» **What the exercise asks**: Filter this data down to the lines that hold "JSON", and copy them.

» **Exercise material**:
○ ○ ○ ○
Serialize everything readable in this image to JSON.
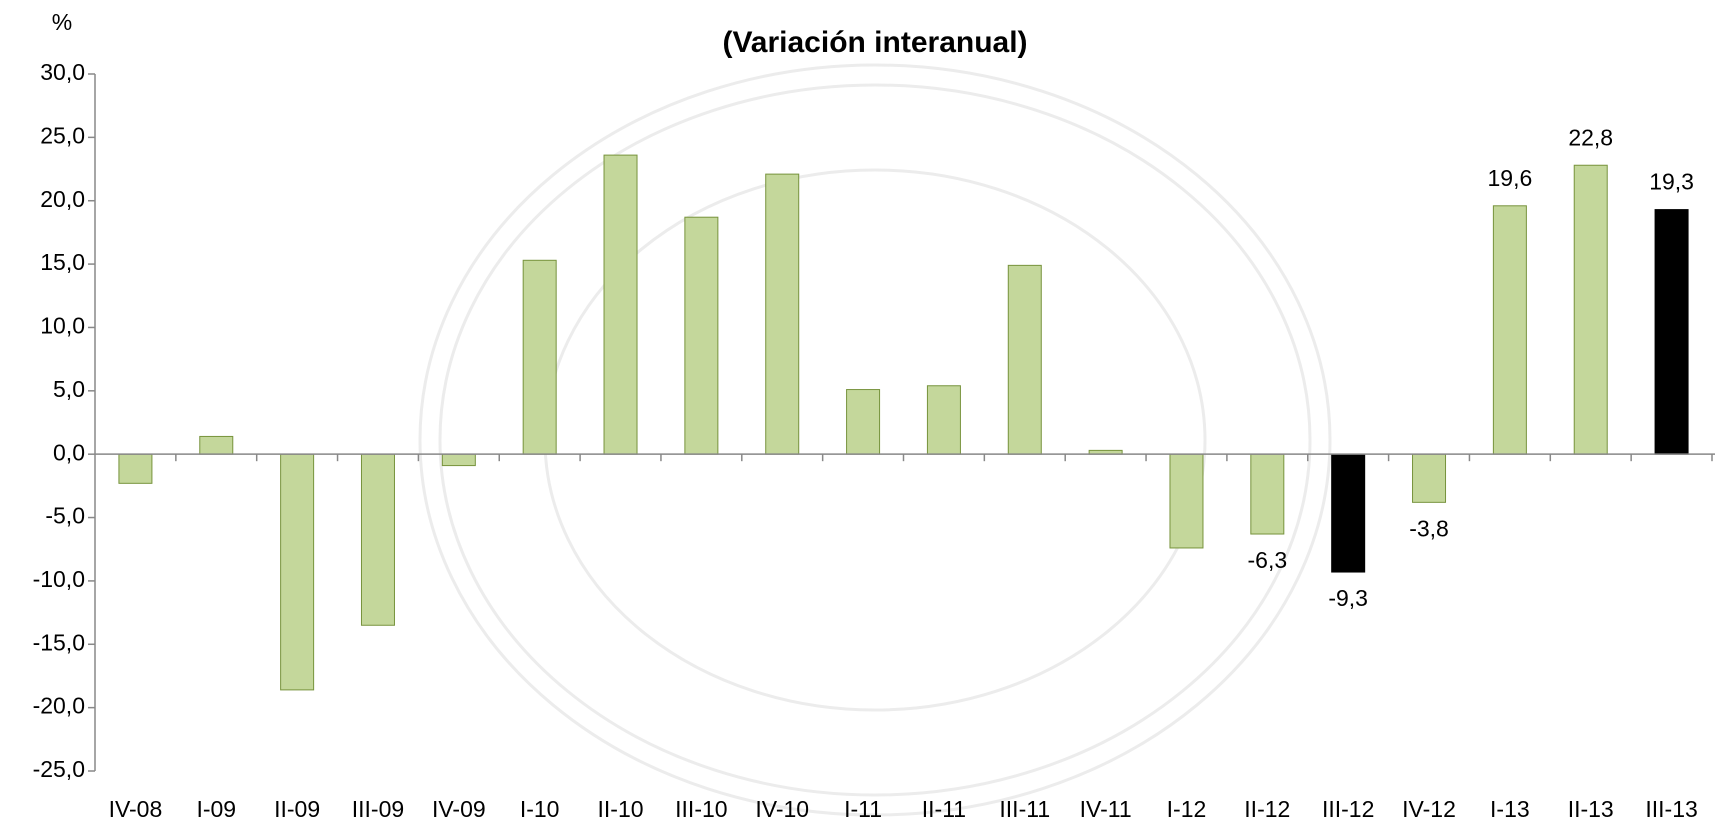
{
  "chart_data": {
    "type": "bar",
    "title": "(Variación interanual)",
    "y_label": "%",
    "categories": [
      "IV-08",
      "I-09",
      "II-09",
      "III-09",
      "IV-09",
      "I-10",
      "II-10",
      "III-10",
      "IV-10",
      "I-11",
      "II-11",
      "III-11",
      "IV-11",
      "I-12",
      "II-12",
      "III-12",
      "IV-12",
      "I-13",
      "II-13",
      "III-13"
    ],
    "values": [
      -2.3,
      1.4,
      -18.6,
      -13.5,
      -0.9,
      15.3,
      23.6,
      18.7,
      22.1,
      5.1,
      5.4,
      14.9,
      0.3,
      -7.4,
      -6.3,
      -9.3,
      -3.8,
      19.6,
      22.8,
      19.3
    ],
    "value_labels": [
      null,
      null,
      null,
      null,
      null,
      null,
      null,
      null,
      null,
      null,
      null,
      null,
      null,
      null,
      "-6,3",
      "-9,3",
      "-3,8",
      "19,6",
      "22,8",
      "19,3"
    ],
    "colors": [
      "#c4d79b",
      "#c4d79b",
      "#c4d79b",
      "#c4d79b",
      "#c4d79b",
      "#c4d79b",
      "#c4d79b",
      "#c4d79b",
      "#c4d79b",
      "#c4d79b",
      "#c4d79b",
      "#c4d79b",
      "#c4d79b",
      "#c4d79b",
      "#c4d79b",
      "#000000",
      "#c4d79b",
      "#c4d79b",
      "#c4d79b",
      "#000000"
    ],
    "edge_color": "#77933c",
    "ylim": [
      -25,
      30
    ],
    "yticks": [
      {
        "value": -25,
        "label": "-25,0"
      },
      {
        "value": -20,
        "label": "-20,0"
      },
      {
        "value": -15,
        "label": "-15,0"
      },
      {
        "value": -10,
        "label": "-10,0"
      },
      {
        "value": -5,
        "label": "-5,0"
      },
      {
        "value": 0,
        "label": "0,0"
      },
      {
        "value": 5,
        "label": "5,0"
      },
      {
        "value": 10,
        "label": "10,0"
      },
      {
        "value": 15,
        "label": "15,0"
      },
      {
        "value": 20,
        "label": "20,0"
      },
      {
        "value": 25,
        "label": "25,0"
      },
      {
        "value": 30,
        "label": "30,0"
      }
    ],
    "grid": false
  }
}
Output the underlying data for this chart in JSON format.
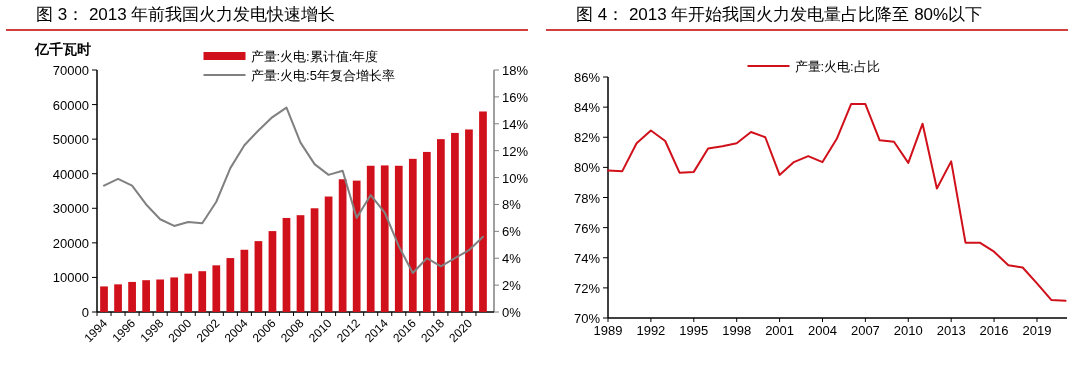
{
  "chart_data": [
    {
      "type": "bar",
      "title": "图 3：  2013 年前我国火力发电快速增长",
      "ylabel": "亿千瓦时",
      "categories": [
        "1994",
        null,
        "1996",
        null,
        "1998",
        null,
        "2000",
        null,
        "2002",
        null,
        "2004",
        null,
        "2006",
        null,
        "2008",
        null,
        "2010",
        null,
        "2012",
        null,
        "2014",
        null,
        "2016",
        null,
        "2018",
        null,
        "2020",
        null
      ],
      "series": [
        {
          "name": "产量:火电:累计值:年度",
          "type": "bar",
          "color": "#d0101a",
          "values": [
            7400,
            8000,
            8700,
            9200,
            9400,
            10000,
            11100,
            11800,
            13500,
            15600,
            18000,
            20500,
            23400,
            27200,
            28000,
            30000,
            33400,
            38400,
            38000,
            42300,
            42400,
            42300,
            44300,
            46300,
            50000,
            51800,
            52800,
            58000
          ]
        },
        {
          "name": "产量:火电:5年复合增长率",
          "type": "line",
          "axis": "y2",
          "color": "#808080",
          "values": [
            9.4,
            9.9,
            9.4,
            8.0,
            6.9,
            6.4,
            6.7,
            6.6,
            8.2,
            10.7,
            12.4,
            13.5,
            14.5,
            15.2,
            12.6,
            11.0,
            10.2,
            10.5,
            7.0,
            8.7,
            7.4,
            4.9,
            2.9,
            4.0,
            3.4,
            4.0,
            4.6,
            5.6
          ]
        }
      ],
      "ylim": [
        0,
        70000
      ],
      "yticks": [
        0,
        10000,
        20000,
        30000,
        40000,
        50000,
        60000,
        70000
      ],
      "y2lim": [
        0,
        18
      ],
      "y2ticks": [
        {
          "value": 0,
          "label": "0%"
        },
        {
          "value": 2,
          "label": "2%"
        },
        {
          "value": 4,
          "label": "4%"
        },
        {
          "value": 6,
          "label": "6%"
        },
        {
          "value": 8,
          "label": "8%"
        },
        {
          "value": 10,
          "label": "10%"
        },
        {
          "value": 12,
          "label": "12%"
        },
        {
          "value": 14,
          "label": "14%"
        },
        {
          "value": 16,
          "label": "16%"
        },
        {
          "value": 18,
          "label": "18%"
        }
      ],
      "grid": false,
      "legend": "top",
      "marker": "none",
      "line_style": "solid"
    },
    {
      "type": "line",
      "title": "图 4：  2013 年开始我国火力发电量占比降至 80%以下",
      "categories": [
        "1989",
        null,
        null,
        "1992",
        null,
        null,
        "1995",
        null,
        null,
        "1998",
        null,
        null,
        "2001",
        null,
        null,
        "2004",
        null,
        null,
        "2007",
        null,
        null,
        "2010",
        null,
        null,
        "2013",
        null,
        null,
        "2016",
        null,
        null,
        "2019",
        null,
        null
      ],
      "series": [
        {
          "name": "产量:火电:占比",
          "color": "#d0101a",
          "values": [
            79.8,
            79.75,
            81.6,
            82.45,
            81.75,
            79.65,
            79.7,
            81.25,
            81.4,
            81.6,
            82.35,
            82.0,
            79.5,
            80.35,
            80.75,
            80.35,
            81.9,
            84.2,
            84.2,
            81.8,
            81.7,
            80.3,
            82.9,
            78.6,
            80.4,
            75.0,
            75.0,
            74.4,
            73.5,
            73.35,
            72.3,
            71.2,
            71.15
          ]
        }
      ],
      "ylim": [
        70,
        86
      ],
      "yticks": [
        {
          "value": 70,
          "label": "70%"
        },
        {
          "value": 72,
          "label": "72%"
        },
        {
          "value": 74,
          "label": "74%"
        },
        {
          "value": 76,
          "label": "76%"
        },
        {
          "value": 78,
          "label": "78%"
        },
        {
          "value": 80,
          "label": "80%"
        },
        {
          "value": 82,
          "label": "82%"
        },
        {
          "value": 84,
          "label": "84%"
        },
        {
          "value": 86,
          "label": "86%"
        }
      ],
      "grid": false,
      "legend": "top",
      "marker": "none",
      "line_style": "solid"
    }
  ]
}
○ ○ ○ ○
» **Final result**:
Serialize everything readable in this image to JSON.
Output the underlying data for this chart in JSON format.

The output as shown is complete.